**Source passage:**

::::::::

Their imprisonment qualified both of them to have a commemorative tree planted at the "Suffragette's Rest" in Somerset on 22 July 1910. The "Suffragette's Rest" was the nickname for Mary Blathwayt's home at Eagle House where her parents also indulged their WSPU enthusiasm. Her parents had set land aside to plant an individual tree for each WSPU member sentenced to prison. The planting was then photographed by Mary's father. The tree's and the photographs recorded their achievements.

In 1912, her mother, Hilda, was arrested for breaking windows. Her mother made the point that two of her sons had been killed in India on active service whilst she had little political rights. Her mother served eight days on remand and fourteen days in jail despite being 80 years old. Her mother was asked to talk at the London Pavilion when she was released in April 1912.

::::::::

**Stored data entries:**
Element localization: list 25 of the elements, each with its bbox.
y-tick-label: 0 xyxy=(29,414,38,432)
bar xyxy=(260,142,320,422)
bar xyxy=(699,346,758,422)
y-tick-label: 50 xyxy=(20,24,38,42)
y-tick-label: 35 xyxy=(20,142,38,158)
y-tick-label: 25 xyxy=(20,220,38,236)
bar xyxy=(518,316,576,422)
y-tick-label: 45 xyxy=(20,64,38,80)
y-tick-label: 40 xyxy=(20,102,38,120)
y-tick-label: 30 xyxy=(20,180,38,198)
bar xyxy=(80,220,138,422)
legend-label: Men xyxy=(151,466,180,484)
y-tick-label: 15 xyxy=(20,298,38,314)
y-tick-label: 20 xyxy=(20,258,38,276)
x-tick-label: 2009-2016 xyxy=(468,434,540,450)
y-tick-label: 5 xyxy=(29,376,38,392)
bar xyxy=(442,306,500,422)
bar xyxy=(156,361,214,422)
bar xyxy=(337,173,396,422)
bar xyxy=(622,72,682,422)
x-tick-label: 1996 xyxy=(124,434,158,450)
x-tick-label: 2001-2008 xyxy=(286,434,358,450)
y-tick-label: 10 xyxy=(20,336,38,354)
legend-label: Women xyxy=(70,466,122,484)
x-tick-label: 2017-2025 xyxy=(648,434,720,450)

::::::::

**Actions to take:**
**1.** Answer these questions from the suffragette passage:
(a) On what date was a commemorative tree planted at the "Suffragette's Rest"?
(b) Who photographed the tree planting?
(c) How old was Hilda when she served her time in jail?
**2.** Substitute "Royal Albert Hall" for "London Pavilion" in the suffragette passage, writing out everything from "In 1912, her" down to "in April 1912.".
**3.** Extend the suffragette passage with a further paragraph that picks up after its final sentence.

**Answers by item number:**
**1.**
(a) 22 July 1910
(b) Mary's father
(c) 80 years old

**2.**
In 1912, her mother, Hilda, was arrested for breaking windows. Her mother made the point that two of her sons had been killed in India on active service whilst she had little political rights. Her mother served eight days on remand and fourteen days in jail despite being 80 years old. Her mother was asked to talk at the Royal Albert Hall when she was released in April 1912.

**3.**
In 1913 the government passed the Prisoners (Temporary Discharge for Ill Health) Act which gave the authorities the power to release hunger-striking suffragettes and then rearrest them when they had recovered. It was known as the "Cat and Mouse Act" because cats are known for playing with mice before they kill them. Marie's home at 2 Campden Hill Square was used as a convalescent home for recovering hunger strikers and was nicknamed "Mouse Castle".

Emmeline Pankhurst died on 14 June 1928, Brackenbury was one of her pallbearers, alongside other former suffragettes Georgiana Brackenbury, Marion Wallace Dunlop, Harriet Kerr, Mildred Mansel, Kitty Marshall, Rosamund Massy, Marie Naylor, Ada Wright and Barbara Wylie.

==Death and legacy==
Brackenbury died in 1950 with no close relatives. She left her home to a charity. The home in 2 Campden Hill Square has a plaque which remembers the trio of her sister, her mother and Maria.